→ MATERIAL SUPPLIED

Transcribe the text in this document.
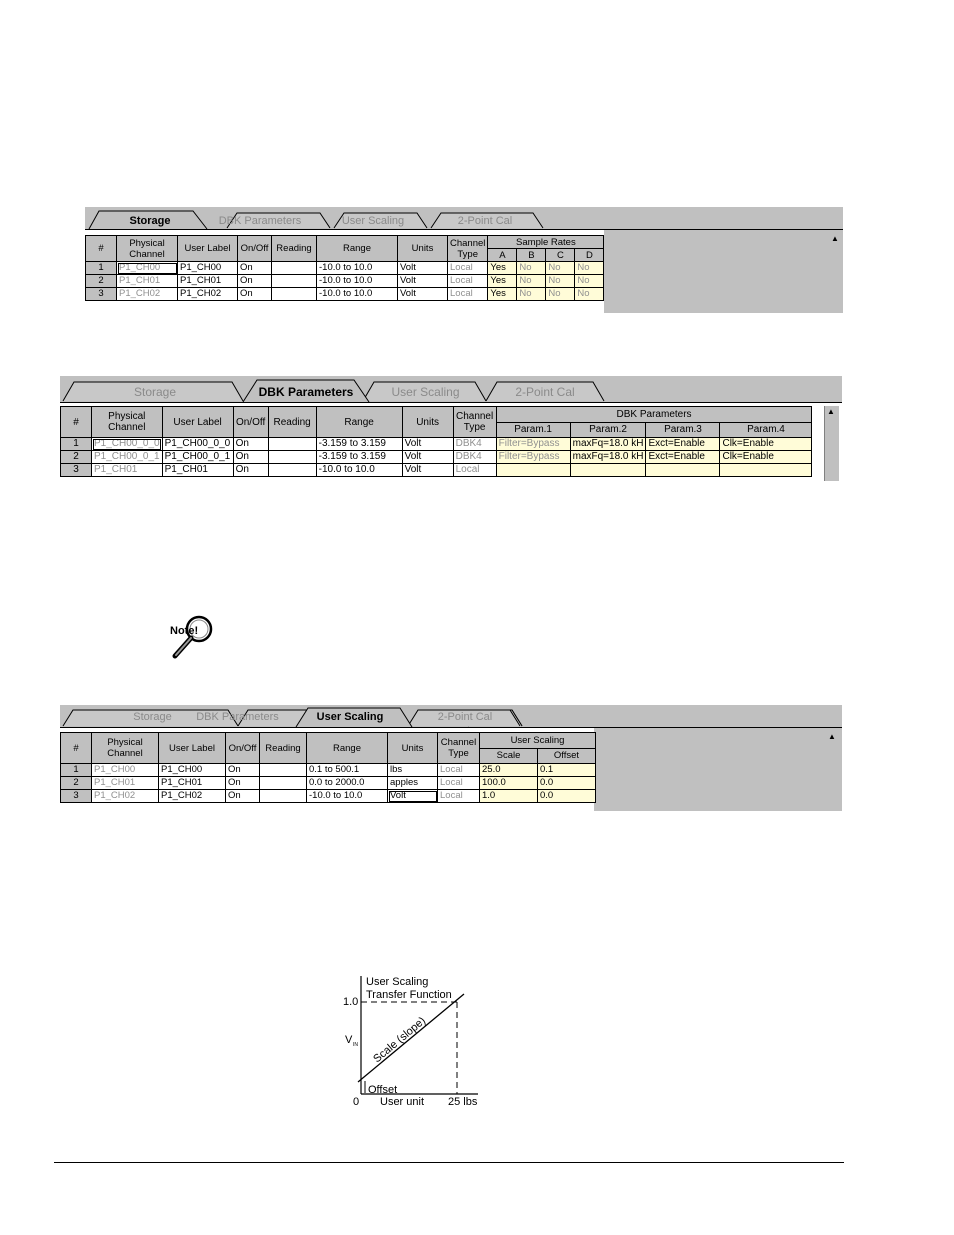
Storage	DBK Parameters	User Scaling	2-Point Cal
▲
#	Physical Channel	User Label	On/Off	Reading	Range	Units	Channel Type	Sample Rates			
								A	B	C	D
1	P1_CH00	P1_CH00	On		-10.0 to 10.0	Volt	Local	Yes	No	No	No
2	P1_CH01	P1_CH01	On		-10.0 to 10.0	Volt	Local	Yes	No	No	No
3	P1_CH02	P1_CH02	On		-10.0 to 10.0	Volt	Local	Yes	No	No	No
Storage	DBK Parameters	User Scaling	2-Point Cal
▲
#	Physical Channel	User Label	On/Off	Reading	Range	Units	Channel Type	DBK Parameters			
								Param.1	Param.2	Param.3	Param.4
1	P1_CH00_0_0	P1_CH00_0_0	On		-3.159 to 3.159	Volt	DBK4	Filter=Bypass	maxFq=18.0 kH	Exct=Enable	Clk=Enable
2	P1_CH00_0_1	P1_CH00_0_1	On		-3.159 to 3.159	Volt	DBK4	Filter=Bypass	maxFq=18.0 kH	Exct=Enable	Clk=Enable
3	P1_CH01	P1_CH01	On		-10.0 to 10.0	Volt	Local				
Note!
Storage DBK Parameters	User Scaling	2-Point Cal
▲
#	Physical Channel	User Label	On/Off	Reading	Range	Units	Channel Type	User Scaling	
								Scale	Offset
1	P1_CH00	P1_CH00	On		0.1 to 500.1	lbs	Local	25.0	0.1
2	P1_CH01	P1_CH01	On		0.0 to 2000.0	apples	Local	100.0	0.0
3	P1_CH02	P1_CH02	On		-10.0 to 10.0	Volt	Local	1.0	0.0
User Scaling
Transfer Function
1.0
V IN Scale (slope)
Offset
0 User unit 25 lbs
* * *
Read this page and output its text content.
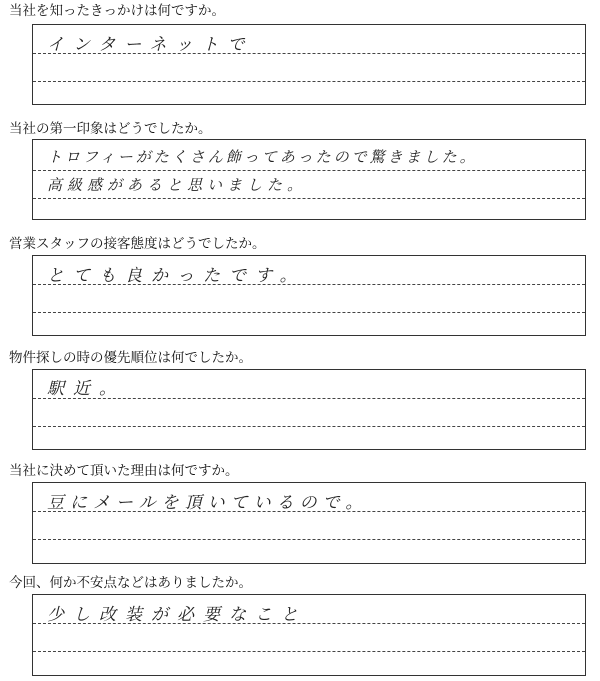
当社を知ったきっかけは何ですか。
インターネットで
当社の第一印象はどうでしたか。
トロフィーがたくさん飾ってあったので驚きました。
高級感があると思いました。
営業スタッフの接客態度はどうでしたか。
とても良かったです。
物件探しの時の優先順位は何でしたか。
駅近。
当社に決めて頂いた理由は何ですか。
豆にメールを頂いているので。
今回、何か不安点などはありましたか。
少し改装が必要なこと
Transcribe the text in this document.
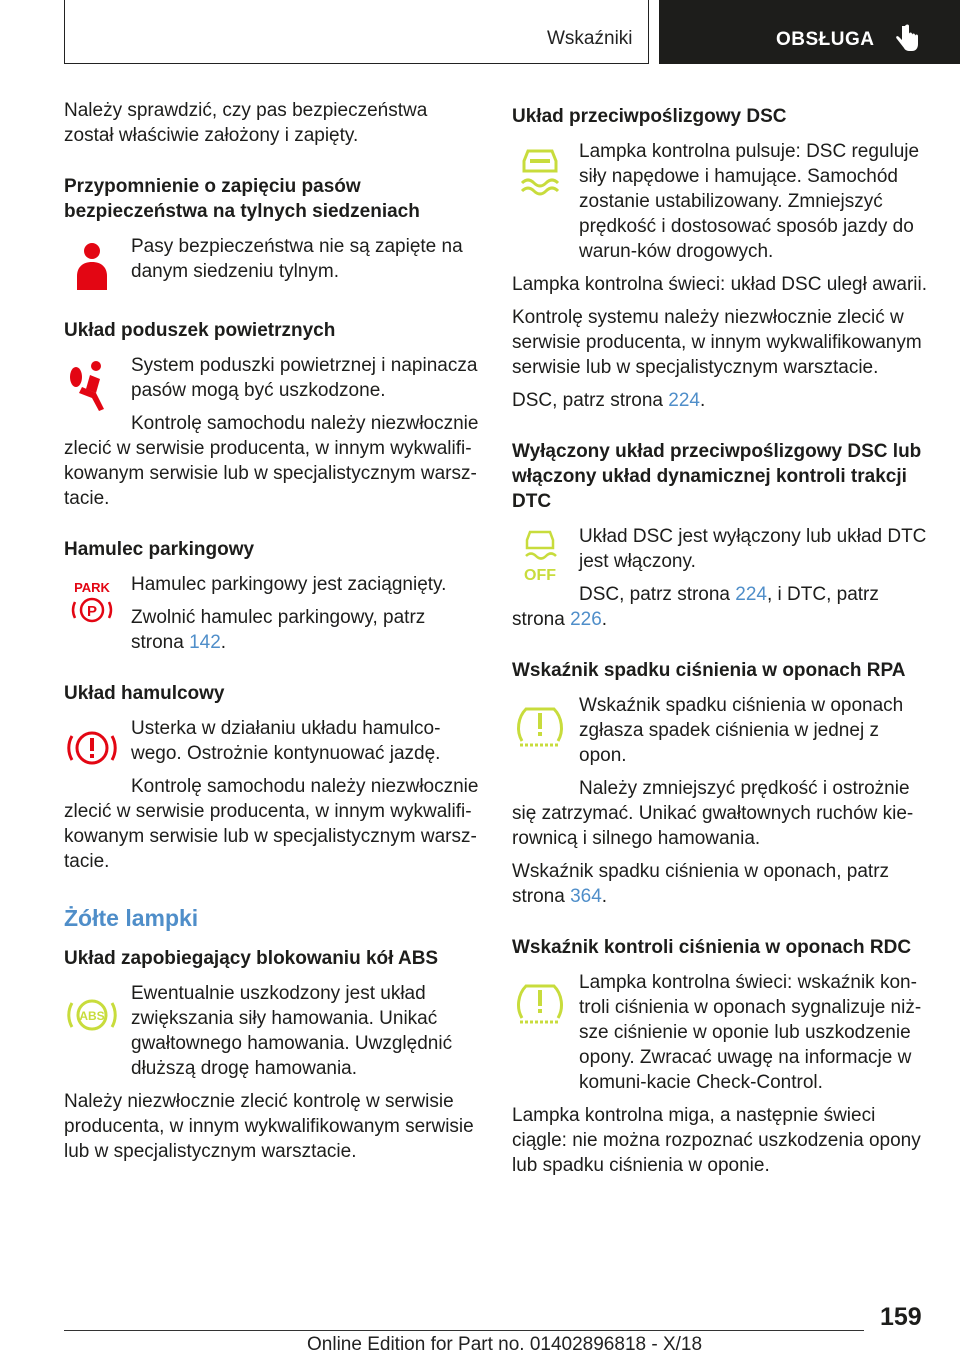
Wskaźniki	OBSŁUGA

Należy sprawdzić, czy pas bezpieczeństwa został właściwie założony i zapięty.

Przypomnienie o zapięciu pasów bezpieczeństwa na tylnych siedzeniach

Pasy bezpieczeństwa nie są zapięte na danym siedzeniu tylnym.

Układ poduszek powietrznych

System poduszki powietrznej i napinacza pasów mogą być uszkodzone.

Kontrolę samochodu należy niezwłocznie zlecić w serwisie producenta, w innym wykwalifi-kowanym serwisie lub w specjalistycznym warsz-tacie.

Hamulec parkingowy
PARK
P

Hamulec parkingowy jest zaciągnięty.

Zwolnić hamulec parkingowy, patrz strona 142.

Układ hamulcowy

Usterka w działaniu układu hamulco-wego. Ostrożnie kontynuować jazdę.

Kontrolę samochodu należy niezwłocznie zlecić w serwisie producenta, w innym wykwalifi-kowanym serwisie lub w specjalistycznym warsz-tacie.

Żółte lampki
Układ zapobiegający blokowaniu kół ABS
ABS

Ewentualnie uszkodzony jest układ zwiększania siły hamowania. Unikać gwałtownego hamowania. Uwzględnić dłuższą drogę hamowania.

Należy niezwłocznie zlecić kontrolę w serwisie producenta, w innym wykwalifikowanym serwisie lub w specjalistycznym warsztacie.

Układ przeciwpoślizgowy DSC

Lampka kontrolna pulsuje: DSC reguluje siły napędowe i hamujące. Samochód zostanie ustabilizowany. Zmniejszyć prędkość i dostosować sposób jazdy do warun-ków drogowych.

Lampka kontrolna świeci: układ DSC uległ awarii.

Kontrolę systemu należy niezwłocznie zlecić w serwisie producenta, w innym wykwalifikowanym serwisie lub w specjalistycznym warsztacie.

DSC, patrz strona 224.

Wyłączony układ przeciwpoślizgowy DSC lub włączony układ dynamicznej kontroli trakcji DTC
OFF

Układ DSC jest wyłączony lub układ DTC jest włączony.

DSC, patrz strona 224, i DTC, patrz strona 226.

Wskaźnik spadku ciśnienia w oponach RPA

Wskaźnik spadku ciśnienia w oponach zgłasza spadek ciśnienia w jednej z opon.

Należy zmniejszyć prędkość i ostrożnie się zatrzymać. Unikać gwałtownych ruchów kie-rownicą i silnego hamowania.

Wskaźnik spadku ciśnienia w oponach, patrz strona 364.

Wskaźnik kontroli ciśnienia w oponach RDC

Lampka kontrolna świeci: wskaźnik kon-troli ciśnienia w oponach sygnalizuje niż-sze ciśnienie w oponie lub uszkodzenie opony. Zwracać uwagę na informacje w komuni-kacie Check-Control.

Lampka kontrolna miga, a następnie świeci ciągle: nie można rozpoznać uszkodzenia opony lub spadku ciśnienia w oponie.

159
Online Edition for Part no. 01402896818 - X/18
* * *
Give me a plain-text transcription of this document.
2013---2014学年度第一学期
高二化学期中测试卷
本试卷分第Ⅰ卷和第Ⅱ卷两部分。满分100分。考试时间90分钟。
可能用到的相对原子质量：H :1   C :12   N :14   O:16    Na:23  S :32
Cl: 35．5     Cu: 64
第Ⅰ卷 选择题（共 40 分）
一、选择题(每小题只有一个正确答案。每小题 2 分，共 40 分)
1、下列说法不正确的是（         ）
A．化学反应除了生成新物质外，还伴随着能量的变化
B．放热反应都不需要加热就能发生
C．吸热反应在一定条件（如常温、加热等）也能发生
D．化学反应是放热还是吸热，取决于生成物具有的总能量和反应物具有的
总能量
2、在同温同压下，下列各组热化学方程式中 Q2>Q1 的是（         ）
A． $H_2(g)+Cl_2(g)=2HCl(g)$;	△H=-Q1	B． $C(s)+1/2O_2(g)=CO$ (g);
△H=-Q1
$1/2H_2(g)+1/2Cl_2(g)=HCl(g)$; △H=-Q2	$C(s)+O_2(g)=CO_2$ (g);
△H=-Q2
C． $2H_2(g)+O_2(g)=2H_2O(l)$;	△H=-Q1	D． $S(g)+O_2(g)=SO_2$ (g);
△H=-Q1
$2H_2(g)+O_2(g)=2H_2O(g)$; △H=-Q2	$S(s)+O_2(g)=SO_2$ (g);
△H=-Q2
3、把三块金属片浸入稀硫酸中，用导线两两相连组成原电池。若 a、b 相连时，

→ WHAT IS NEEDED
Find the string "Label" in the listing and return every line that holds it.

→ TASK ANSWER
#	Physical Channel	User Label	On/Off	Reading	Range	Units	Channel Type	Sample Rates			
#	Physical Channel	User Label	On/Off	Reading	Range	Units	Channel Type	DBK Parameters			
#	Physical Channel	User Label	On/Off	Reading	Range	Units	Channel Type	User Scaling	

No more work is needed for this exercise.